▶ [YOUR OBJECTIVE]: Restate the records in their entirety, word for word.

▶ [SUPPLIED DATA]:
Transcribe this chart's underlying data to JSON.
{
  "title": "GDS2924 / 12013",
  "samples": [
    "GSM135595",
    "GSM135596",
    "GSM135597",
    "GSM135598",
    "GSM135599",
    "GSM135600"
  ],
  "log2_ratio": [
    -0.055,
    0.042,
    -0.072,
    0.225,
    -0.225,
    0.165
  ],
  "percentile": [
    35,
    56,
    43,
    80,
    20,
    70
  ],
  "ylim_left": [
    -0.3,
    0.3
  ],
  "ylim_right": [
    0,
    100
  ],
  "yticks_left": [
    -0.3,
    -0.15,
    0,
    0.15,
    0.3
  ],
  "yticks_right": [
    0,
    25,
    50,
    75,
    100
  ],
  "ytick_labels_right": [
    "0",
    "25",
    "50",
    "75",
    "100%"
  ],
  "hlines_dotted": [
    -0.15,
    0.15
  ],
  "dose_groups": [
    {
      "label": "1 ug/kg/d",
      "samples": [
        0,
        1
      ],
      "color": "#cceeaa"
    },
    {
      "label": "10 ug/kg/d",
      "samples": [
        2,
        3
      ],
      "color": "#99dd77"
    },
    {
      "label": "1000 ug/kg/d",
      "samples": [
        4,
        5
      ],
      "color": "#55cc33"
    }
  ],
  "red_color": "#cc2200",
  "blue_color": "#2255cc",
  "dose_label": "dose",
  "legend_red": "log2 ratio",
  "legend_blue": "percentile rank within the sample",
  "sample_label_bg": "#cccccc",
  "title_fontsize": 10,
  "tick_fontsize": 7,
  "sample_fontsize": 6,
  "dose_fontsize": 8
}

▶ [EXERCISE ANSWER]:
Transcribe this chart's underlying data to JSON.
{
  "title": "GDS2924 / 12013",
  "samples": [
    "GSM135595",
    "GSM135596",
    "GSM135597",
    "GSM135598",
    "GSM135599",
    "GSM135600"
  ],
  "log2_ratio": [
    -0.055,
    0.042,
    -0.072,
    0.225,
    -0.225,
    0.165
  ],
  "percentile": [
    35,
    56,
    43,
    80,
    20,
    70
  ],
  "ylim_left": [
    -0.3,
    0.3
  ],
  "ylim_right": [
    0,
    100
  ],
  "yticks_left": [
    -0.3,
    -0.15,
    0,
    0.15,
    0.3
  ],
  "yticks_right": [
    0,
    25,
    50,
    75,
    100
  ],
  "ytick_labels_right": [
    "0",
    "25",
    "50",
    "75",
    "100%"
  ],
  "hlines_dotted": [
    -0.15,
    0.15
  ],
  "dose_groups": [
    {
      "label": "1 ug/kg/d",
      "samples": [
        0,
        1
      ],
      "color": "#cceeaa"
    },
    {
      "label": "10 ug/kg/d",
      "samples": [
        2,
        3
      ],
      "color": "#99dd77"
    },
    {
      "label": "1000 ug/kg/d",
      "samples": [
        4,
        5
      ],
      "color": "#55cc33"
    }
  ],
  "red_color": "#cc2200",
  "blue_color": "#2255cc",
  "dose_label": "dose",
  "legend_red": "log2 ratio",
  "legend_blue": "percentile rank within the sample",
  "sample_label_bg": "#cccccc",
  "title_fontsize": 10,
  "tick_fontsize": 7,
  "sample_fontsize": 6,
  "dose_fontsize": 8
}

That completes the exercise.